YOUR INSTRUCTIONS> Where a line contains the string "screenshot", copy that line.

(Dataset records)
>>>

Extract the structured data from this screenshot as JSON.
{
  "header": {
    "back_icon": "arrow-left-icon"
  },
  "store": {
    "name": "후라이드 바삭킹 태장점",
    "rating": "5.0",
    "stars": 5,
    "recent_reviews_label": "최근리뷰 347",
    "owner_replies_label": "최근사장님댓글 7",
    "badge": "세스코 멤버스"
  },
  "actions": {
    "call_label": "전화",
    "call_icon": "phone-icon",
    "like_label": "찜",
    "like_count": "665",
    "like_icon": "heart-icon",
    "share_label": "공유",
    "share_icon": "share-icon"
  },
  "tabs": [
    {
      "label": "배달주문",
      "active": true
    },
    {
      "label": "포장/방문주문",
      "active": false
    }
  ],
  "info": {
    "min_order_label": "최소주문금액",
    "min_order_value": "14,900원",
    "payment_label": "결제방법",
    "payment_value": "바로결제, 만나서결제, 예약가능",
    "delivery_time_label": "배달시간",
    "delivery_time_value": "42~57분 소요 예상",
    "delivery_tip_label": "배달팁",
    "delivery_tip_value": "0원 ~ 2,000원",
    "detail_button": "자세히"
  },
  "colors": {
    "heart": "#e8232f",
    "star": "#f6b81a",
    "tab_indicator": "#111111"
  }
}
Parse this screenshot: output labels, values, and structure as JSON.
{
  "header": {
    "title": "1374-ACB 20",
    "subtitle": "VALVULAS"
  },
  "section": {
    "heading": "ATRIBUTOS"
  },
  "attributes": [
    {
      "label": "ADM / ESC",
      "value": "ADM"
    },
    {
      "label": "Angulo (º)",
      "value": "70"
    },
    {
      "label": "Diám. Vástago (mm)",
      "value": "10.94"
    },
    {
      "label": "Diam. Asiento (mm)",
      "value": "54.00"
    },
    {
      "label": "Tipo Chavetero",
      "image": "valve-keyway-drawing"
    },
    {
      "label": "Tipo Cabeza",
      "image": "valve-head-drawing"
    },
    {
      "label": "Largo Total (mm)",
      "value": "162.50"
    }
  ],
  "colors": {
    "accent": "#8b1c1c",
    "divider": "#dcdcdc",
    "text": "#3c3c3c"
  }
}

<<<

EXERCISE RESULT>
Extract the structured data from this screenshot as JSON.
Parse this screenshot: output labels, values, and structure as JSON.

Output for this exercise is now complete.